------ TEXTO DE ESTUDIO ------
Los países MINT, ¿el relevo de los BRICS?

Países brics

Los países BRICS (Brasil, Rusia, India, China y Suráfrica), principales países emergentes, están sufriendo una ralentización en los últimos años que suscita todo tipo de comentarios y dudas sobre su posible o quizá imposible resurgimiento. Un freno que contrasta no sólo con su crecimiento anterior, que parecía imparable, sino con el despegue de otros países emergentes que empiezan a acaparar la atención. Son los llamados MINT, naciones que han saltado a la palestra por méritos propios, pero también por el bluf que, sea o no conyuntural, están atravesando aquellos.

Al igual que el término BRICS, que data del 2001, la nueva denominación de MINT (México, Indonesia, Nigeria y Turquía) también es un acrónimo, inventado igualmente por el ex economista Jim O’Neil, presidente de Goldman Sachs. Su tirón mediático, como era de esperar, ha encendido la mecha y no ha tardado en arder la pólvora. En otras palabras, las miradas se han apartado de aquellos cinco para dirigirse a un nuevo foco de interés: los MINT.

...Y llegaron los MINT

¿Pero, qué tienen de especial los MINT? Según el experto, son los sucesores de los BRIC. O, lo que es lo mismo, están llamados a ser los nuevos gigantes económicos, no tanto por ser potencias mundiales, sino por sus potencialidades a nivel poblacional, de recursos, por su posición geoestratégica y,  por supuesto, también a consecuencia de su crecimiento constante. Ciertamente, todos ellos experimentan un crecimiento económico envidiable, así como un constante aumento de su población y, salvo Turquía, son ricos en materias primas. Y, naturalmente, al mismo tiempo se trata de un conjunto heterogéneo, con sus fortalezas (posición más o menos geoestratégica, un mayor o menor aumento o de la clase media, recursos mineros o petroleros, etc.) y debilidades (inestabilidad política, desigualdades sociales, corrupción, etc.), otro elemento en común con los países BRIC.
------
SOBRE LA TAREA - Según el texto sobre los países MINT, ¿por qué están llamados estos países a ser los nuevos gigantes económicos? Explíquelo en una a tres oraciones.
------ MATERIAL MOSTRADO ------
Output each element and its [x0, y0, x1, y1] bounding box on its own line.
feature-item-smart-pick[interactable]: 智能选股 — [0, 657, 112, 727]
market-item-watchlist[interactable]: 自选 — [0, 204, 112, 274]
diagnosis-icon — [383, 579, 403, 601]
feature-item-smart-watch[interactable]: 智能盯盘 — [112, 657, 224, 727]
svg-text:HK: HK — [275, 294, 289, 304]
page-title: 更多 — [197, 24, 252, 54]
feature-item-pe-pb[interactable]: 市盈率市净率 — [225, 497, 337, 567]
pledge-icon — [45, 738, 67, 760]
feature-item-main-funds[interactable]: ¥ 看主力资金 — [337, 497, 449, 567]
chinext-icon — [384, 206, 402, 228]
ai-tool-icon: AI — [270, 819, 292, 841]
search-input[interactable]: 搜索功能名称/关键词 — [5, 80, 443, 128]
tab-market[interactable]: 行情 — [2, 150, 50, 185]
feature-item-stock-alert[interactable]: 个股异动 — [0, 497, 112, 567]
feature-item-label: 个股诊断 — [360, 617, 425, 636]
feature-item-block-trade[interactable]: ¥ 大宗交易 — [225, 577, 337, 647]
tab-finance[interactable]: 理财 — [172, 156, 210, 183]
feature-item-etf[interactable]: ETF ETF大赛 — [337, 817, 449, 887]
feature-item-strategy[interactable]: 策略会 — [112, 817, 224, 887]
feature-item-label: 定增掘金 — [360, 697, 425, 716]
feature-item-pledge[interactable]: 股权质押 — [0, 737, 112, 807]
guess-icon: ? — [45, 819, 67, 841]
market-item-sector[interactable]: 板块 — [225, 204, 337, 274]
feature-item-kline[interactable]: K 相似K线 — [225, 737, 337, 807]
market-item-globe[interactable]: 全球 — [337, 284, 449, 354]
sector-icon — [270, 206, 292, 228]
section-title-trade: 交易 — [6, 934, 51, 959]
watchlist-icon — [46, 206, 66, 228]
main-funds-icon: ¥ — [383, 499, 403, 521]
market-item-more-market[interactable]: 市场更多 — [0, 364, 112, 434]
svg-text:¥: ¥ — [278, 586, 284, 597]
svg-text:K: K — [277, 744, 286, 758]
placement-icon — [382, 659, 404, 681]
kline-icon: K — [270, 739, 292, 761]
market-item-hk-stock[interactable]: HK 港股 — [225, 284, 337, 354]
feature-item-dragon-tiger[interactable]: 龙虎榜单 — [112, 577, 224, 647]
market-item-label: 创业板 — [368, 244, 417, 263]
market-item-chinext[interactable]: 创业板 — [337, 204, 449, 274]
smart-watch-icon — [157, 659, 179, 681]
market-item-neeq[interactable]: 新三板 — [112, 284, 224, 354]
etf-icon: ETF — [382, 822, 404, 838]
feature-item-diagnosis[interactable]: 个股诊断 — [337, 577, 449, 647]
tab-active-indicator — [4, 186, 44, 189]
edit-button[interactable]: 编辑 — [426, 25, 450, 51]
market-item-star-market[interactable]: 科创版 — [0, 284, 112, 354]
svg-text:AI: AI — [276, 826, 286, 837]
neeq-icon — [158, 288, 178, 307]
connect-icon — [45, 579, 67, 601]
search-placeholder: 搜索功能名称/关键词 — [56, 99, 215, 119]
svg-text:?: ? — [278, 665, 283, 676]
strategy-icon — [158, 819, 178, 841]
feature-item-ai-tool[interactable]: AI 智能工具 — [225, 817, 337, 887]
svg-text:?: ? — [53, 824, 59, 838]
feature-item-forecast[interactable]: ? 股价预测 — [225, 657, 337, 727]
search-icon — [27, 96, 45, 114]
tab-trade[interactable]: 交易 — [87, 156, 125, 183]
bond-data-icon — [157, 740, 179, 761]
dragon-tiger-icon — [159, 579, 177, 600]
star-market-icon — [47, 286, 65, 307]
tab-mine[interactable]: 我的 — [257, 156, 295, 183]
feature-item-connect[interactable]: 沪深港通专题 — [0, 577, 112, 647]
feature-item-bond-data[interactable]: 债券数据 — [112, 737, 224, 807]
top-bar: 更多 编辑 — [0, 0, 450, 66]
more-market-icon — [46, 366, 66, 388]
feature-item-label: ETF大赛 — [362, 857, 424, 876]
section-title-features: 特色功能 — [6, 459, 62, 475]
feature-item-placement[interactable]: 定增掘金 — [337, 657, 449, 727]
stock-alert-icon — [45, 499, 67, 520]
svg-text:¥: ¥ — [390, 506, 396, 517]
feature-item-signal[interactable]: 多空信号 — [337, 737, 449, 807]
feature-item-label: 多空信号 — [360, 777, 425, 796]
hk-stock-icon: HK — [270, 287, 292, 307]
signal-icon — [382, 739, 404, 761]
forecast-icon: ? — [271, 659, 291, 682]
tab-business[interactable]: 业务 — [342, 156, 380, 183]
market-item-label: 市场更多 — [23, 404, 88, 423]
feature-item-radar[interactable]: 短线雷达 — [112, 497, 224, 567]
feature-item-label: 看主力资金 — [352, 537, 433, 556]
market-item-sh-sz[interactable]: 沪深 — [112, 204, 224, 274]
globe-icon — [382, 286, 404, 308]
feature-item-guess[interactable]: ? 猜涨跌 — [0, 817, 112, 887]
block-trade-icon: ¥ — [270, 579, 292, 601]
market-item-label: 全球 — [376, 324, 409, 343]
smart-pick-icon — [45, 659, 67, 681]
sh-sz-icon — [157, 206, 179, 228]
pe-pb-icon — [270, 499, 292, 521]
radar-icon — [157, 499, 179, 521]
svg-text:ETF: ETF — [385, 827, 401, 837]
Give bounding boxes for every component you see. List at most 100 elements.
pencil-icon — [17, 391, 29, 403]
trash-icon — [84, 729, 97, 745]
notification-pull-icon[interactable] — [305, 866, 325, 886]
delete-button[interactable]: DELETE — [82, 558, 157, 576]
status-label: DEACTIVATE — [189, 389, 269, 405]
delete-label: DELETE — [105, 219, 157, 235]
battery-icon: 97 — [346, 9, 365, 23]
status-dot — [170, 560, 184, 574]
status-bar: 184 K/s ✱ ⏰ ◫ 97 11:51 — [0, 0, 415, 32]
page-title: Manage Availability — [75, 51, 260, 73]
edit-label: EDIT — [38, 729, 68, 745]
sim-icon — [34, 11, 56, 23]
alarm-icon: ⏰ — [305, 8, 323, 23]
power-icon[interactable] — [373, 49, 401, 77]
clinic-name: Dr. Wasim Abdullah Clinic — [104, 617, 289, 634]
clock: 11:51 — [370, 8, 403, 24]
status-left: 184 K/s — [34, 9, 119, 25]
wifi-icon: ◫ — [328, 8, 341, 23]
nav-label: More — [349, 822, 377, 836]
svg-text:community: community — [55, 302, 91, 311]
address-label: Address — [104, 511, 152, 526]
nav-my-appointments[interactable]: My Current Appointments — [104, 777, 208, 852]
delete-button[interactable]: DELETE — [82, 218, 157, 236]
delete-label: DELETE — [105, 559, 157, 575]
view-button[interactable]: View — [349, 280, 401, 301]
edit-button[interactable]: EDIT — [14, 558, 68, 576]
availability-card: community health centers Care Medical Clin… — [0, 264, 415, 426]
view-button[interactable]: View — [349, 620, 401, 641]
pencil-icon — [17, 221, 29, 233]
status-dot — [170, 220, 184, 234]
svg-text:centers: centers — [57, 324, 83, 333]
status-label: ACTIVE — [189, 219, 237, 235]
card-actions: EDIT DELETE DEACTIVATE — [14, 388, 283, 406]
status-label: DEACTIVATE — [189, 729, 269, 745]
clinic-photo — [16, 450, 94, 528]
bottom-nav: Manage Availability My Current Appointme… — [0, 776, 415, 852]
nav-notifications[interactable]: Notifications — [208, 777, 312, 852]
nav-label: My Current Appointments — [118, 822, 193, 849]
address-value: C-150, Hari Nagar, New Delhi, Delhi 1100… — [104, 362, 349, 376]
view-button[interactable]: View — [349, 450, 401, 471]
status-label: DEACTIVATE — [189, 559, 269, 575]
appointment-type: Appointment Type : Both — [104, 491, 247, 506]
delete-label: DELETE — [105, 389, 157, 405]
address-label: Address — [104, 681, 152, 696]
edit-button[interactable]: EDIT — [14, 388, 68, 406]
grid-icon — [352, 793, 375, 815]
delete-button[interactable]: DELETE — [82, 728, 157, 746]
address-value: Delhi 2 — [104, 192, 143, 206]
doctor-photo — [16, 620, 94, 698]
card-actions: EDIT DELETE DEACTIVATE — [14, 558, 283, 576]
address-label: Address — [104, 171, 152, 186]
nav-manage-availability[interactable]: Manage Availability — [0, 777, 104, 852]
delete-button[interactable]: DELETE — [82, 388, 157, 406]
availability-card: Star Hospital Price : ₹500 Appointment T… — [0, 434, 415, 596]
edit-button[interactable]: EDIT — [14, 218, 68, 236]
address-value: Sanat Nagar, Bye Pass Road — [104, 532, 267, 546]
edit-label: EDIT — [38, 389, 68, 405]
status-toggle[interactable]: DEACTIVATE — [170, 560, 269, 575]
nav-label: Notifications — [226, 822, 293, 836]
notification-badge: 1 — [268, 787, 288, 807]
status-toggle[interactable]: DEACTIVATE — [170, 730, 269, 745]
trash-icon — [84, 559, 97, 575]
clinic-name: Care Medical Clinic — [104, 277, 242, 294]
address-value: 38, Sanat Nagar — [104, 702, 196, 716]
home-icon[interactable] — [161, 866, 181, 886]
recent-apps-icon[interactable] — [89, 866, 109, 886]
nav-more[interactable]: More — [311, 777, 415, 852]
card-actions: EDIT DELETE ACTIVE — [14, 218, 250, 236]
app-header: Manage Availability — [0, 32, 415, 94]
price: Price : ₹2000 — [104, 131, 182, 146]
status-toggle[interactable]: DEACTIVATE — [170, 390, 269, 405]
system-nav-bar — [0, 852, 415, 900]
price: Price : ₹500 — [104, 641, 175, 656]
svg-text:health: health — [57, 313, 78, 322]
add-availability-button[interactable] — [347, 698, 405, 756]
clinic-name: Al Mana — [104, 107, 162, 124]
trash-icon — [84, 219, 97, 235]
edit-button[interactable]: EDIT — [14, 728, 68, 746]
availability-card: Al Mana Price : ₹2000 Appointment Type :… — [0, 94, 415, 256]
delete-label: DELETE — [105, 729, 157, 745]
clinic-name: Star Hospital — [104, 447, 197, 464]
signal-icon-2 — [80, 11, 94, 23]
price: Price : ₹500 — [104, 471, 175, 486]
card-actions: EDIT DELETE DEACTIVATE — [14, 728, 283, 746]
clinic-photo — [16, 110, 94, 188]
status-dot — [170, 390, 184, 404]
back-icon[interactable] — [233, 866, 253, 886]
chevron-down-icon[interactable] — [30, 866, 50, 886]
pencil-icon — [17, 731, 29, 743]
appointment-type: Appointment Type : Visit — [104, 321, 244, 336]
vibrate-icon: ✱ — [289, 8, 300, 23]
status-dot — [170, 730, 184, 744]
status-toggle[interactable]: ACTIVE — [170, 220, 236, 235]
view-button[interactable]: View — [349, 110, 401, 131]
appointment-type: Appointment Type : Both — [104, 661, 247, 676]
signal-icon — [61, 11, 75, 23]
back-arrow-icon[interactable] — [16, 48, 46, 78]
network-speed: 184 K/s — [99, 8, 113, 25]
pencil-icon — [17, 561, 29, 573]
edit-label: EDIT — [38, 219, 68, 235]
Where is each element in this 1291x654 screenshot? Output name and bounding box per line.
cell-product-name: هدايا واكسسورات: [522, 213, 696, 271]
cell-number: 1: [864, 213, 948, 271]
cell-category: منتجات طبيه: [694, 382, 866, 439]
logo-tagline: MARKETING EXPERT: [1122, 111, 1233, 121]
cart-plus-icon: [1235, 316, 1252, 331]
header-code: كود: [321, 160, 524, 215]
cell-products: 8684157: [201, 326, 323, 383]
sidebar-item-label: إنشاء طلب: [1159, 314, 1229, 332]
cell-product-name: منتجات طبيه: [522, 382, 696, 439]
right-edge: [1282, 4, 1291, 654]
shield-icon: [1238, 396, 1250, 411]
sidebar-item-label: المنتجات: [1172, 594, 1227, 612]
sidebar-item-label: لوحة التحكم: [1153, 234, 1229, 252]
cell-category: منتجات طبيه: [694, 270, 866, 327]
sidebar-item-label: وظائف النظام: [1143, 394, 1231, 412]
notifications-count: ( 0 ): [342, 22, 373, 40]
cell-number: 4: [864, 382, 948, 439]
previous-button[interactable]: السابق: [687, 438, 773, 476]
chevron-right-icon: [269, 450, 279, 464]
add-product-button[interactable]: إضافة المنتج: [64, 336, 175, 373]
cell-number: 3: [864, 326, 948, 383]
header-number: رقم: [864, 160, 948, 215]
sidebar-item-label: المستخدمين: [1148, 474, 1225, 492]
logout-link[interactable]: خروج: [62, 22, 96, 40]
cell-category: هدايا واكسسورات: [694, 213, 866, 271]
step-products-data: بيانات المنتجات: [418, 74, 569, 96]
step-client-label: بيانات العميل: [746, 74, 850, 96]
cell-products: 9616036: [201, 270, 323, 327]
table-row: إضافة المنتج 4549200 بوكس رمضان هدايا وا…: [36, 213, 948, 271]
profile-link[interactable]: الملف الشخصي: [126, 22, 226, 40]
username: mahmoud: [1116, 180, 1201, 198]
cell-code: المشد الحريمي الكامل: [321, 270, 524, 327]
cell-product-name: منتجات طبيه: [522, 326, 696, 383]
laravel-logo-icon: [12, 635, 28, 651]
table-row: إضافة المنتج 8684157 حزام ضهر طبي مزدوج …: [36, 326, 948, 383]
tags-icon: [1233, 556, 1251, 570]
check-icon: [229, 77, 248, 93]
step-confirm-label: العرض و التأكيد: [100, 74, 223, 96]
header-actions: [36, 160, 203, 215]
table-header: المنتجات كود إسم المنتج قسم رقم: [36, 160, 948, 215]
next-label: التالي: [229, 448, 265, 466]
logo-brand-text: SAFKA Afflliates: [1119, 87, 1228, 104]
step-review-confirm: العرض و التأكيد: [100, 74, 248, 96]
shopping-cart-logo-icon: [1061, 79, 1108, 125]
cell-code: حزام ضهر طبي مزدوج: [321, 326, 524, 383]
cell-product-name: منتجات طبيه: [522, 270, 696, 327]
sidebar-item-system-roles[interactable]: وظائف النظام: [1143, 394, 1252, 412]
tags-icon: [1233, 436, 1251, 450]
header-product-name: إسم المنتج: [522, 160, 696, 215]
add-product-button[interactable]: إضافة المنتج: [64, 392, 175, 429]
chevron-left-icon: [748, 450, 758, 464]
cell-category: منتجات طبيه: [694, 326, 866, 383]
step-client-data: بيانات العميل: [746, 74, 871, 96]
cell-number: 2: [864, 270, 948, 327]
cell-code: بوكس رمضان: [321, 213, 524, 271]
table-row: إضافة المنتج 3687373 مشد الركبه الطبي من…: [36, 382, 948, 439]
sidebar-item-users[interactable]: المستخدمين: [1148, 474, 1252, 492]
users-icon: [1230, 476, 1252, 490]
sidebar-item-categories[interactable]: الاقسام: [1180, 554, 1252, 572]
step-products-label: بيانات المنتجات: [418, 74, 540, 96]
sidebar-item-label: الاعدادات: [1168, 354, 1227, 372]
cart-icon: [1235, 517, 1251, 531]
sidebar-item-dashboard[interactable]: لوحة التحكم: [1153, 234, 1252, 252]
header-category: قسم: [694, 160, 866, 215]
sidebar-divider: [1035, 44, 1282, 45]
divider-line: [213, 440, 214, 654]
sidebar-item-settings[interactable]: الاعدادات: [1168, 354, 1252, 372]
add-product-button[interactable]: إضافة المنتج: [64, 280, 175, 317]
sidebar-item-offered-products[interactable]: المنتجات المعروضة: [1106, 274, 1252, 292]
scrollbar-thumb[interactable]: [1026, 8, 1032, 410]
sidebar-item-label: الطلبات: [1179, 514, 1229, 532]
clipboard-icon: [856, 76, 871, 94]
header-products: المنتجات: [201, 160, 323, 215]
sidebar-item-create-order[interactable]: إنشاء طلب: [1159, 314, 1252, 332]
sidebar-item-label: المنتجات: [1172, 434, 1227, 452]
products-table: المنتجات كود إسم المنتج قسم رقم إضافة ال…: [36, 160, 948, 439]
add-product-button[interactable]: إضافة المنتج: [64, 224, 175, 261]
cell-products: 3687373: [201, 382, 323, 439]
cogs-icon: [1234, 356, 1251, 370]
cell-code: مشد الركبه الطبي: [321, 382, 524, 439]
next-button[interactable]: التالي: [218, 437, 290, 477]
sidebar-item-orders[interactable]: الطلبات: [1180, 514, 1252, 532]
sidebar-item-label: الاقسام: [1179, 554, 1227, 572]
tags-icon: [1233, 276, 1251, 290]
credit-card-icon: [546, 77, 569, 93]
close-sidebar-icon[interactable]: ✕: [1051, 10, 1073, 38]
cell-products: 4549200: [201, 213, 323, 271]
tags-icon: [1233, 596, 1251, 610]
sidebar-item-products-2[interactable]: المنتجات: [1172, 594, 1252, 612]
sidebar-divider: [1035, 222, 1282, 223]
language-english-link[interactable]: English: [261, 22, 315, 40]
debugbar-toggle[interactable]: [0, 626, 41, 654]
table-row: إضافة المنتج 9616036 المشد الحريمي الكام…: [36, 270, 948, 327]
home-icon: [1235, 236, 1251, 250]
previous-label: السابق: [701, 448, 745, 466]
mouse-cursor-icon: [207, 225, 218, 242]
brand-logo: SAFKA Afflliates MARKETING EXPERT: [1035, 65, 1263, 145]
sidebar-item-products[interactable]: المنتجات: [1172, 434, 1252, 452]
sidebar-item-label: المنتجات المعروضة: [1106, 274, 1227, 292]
------
RESPUESTA ESCRITA - Según el experto, los MINT están llamados a ser los nuevos gigantes económicos no tanto por ser potencias mundiales, sino por sus potencialidades en población y en recursos y por su posición geoestratégica. A ello se suma su crecimiento constante.